Given passage.
== == ==

At 23:22:07 UT, the Swift Burst Alert Telescope (BAT) triggered and
located GRB 120521C (trigger=522656).  Swift slewed immediately to the burst. 
The BAT on-board calculated location is 
RA, Dec 214.290, +42.123 which is 
   RA(J2000) = 14h 17m 09s
   Dec(J2000) = +42d 07' 23"
with an uncertainty of 3 arcmin (radius, 90% containment, including 
systematic uncertainty).  The BAT light curve showed a single FRED
structure with a duration of about 20 sec.  The peak count rate
was ~3000 counts/sec (15-350 keV), at ~0 sec after the trigger. 

The XRT began observing the field at 23:23:16.8 UT, 69.1 seconds after
the BAT trigger. Using promptly downlinked data we find a bright,
uncatalogued X-ray source located at RA, Dec 214.28671, 42.14311 which
is equivalent to:
   RA(J2000)  = 14h 17m 08.81s
   Dec(J2000) = +42d 08' 35.2"

== == ==

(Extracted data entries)
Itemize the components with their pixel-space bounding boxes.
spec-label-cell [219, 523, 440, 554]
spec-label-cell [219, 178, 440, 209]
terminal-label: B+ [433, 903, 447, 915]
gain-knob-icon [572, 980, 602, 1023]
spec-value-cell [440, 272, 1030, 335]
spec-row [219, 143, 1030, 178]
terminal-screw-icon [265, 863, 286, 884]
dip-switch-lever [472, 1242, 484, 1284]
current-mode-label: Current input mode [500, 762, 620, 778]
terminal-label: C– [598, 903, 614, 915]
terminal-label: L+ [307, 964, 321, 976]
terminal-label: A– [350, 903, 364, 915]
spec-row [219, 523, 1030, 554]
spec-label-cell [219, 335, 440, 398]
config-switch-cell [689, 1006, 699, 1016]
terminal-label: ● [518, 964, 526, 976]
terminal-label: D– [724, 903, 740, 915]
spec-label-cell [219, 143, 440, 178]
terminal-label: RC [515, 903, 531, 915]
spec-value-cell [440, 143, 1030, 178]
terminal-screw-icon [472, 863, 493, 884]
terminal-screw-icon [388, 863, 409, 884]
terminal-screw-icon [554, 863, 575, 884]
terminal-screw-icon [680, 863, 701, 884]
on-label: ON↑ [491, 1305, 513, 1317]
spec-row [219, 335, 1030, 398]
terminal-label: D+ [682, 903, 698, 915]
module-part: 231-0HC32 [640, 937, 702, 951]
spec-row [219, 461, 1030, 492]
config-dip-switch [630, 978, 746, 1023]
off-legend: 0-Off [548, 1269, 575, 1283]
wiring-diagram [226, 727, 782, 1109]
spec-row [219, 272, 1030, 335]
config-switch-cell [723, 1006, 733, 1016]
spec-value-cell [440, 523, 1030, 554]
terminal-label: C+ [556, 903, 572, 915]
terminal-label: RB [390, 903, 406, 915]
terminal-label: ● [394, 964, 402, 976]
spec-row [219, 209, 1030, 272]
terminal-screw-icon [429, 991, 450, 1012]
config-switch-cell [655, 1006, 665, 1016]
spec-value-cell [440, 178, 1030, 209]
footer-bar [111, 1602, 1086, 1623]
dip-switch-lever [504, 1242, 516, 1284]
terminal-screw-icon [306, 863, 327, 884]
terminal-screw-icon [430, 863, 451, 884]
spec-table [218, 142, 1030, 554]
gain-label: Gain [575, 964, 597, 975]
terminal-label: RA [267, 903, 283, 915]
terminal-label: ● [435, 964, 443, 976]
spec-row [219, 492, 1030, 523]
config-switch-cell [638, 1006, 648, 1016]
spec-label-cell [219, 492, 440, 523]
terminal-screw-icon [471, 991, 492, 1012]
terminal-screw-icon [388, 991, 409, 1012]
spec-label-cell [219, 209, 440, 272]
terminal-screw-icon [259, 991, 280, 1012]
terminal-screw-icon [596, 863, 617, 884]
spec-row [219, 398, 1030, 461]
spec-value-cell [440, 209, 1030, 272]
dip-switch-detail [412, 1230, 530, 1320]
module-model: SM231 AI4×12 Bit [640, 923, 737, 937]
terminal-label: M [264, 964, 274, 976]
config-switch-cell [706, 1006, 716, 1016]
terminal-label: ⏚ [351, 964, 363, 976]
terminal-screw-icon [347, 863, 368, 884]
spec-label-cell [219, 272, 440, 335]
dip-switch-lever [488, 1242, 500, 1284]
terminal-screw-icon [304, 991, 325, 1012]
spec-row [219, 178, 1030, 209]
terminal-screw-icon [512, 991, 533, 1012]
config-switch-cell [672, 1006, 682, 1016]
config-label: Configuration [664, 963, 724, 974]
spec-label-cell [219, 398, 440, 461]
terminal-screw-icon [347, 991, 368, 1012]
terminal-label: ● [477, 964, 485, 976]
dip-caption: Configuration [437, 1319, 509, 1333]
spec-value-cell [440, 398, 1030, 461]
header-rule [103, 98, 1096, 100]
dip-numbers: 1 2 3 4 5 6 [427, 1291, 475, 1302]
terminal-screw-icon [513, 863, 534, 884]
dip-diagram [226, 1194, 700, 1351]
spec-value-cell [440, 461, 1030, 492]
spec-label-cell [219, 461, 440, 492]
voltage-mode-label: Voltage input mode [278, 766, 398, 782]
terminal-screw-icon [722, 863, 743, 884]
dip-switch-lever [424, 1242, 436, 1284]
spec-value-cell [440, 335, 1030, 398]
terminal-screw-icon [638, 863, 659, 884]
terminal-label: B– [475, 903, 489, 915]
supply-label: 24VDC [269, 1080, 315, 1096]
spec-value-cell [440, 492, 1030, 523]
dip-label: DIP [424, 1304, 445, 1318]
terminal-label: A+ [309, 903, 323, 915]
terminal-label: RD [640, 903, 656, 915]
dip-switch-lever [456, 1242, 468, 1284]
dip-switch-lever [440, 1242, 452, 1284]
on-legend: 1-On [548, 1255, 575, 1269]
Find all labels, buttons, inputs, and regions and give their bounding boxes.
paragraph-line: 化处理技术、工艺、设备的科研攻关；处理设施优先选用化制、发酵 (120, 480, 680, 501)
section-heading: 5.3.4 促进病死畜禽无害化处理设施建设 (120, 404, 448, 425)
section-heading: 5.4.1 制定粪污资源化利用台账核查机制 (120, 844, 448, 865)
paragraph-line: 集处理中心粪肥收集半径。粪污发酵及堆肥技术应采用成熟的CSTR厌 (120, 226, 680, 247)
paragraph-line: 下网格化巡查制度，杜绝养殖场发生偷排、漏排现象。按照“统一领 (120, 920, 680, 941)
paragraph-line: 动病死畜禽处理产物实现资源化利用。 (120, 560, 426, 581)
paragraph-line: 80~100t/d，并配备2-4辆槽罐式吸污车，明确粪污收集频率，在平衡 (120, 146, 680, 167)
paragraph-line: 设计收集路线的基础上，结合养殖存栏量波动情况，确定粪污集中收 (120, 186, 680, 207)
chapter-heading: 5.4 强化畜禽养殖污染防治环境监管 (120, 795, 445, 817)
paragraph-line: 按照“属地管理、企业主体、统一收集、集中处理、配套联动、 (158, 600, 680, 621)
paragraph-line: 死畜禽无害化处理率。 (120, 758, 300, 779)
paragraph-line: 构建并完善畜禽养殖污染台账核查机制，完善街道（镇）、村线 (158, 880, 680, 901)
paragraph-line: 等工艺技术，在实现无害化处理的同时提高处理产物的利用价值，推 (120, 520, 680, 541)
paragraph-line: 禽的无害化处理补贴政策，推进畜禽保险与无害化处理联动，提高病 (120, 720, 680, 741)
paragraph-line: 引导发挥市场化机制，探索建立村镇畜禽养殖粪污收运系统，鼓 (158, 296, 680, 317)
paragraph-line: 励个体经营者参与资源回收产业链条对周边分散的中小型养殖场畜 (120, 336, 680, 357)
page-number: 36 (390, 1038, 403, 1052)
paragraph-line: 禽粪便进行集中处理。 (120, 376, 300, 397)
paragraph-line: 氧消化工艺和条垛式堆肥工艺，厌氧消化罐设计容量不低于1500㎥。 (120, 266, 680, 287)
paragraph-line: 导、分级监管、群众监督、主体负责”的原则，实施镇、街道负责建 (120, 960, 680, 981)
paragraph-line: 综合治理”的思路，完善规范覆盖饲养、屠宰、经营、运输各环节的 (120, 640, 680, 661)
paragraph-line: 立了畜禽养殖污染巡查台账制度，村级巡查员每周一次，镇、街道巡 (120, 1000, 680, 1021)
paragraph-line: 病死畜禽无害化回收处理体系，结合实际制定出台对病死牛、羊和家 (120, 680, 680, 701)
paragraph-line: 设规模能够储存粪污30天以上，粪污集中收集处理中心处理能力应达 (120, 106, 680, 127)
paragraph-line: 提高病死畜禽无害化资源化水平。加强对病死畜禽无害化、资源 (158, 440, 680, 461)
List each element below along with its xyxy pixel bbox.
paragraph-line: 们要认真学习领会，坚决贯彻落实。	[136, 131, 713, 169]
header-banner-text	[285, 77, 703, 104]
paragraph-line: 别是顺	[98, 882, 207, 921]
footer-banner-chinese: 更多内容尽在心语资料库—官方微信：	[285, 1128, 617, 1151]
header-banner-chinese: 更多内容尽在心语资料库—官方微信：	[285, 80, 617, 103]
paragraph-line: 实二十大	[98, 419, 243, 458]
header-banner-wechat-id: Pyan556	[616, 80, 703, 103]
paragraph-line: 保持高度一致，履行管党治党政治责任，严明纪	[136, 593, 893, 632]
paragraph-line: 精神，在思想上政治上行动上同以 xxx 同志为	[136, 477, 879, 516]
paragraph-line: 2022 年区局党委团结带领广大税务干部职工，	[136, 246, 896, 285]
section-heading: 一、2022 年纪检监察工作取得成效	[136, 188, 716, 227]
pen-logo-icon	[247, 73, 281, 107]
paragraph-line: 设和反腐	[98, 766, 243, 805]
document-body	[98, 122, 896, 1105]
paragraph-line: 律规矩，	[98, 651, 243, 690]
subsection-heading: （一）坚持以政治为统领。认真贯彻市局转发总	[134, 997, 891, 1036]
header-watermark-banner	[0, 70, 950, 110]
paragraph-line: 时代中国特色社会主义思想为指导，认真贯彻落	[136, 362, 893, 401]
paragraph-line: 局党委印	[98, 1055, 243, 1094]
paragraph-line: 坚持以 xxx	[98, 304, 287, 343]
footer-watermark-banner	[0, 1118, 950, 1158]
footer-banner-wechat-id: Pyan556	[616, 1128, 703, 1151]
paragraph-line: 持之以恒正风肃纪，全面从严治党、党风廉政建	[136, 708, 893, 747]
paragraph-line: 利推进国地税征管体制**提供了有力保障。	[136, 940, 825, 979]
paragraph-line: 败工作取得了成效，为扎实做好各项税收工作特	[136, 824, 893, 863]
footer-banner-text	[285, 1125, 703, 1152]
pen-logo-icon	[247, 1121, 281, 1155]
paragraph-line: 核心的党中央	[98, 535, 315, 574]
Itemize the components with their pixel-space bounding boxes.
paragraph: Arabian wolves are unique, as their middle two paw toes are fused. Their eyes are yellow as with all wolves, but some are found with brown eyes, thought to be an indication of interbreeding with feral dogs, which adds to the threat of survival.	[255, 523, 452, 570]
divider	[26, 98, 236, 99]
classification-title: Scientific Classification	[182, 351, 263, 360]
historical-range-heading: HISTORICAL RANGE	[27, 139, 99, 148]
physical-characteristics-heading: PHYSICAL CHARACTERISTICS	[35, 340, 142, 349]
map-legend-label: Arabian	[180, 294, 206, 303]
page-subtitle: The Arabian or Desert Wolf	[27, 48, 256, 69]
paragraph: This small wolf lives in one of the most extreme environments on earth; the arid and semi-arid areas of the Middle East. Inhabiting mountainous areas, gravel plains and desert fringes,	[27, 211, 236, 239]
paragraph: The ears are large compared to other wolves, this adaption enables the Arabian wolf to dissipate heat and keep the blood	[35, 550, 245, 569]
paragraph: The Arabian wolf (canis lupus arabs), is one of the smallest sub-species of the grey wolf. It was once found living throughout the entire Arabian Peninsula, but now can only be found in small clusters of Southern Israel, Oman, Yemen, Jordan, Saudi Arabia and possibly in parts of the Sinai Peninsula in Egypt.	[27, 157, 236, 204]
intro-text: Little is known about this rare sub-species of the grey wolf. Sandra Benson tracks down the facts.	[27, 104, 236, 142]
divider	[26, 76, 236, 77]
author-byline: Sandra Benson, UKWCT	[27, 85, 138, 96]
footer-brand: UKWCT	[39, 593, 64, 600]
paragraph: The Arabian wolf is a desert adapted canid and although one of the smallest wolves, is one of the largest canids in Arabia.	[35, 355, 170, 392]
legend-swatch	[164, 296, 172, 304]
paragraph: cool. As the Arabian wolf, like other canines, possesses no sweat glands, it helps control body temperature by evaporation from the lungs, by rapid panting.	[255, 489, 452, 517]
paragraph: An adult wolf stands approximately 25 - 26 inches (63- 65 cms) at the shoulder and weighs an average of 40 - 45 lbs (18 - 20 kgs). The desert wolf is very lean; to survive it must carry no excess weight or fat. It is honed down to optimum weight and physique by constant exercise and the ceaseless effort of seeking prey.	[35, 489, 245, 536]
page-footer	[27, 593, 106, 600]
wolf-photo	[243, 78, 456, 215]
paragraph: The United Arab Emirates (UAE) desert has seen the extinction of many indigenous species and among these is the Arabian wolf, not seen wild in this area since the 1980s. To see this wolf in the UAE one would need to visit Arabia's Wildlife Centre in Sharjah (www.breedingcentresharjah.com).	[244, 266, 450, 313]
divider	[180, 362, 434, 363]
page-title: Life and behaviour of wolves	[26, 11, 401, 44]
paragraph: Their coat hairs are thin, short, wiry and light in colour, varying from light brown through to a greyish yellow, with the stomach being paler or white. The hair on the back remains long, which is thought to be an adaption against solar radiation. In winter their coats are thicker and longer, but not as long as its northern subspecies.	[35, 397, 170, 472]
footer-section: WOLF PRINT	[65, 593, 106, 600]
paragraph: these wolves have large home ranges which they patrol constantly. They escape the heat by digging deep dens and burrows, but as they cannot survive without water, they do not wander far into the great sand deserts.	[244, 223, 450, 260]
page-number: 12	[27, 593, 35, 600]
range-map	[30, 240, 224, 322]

== == ==

In the GRB 120521C report, how long after the BAT trigger did the XRT begin observing the field?

69.1 seconds after the BAT trigger, at 23:23:16.8 UT.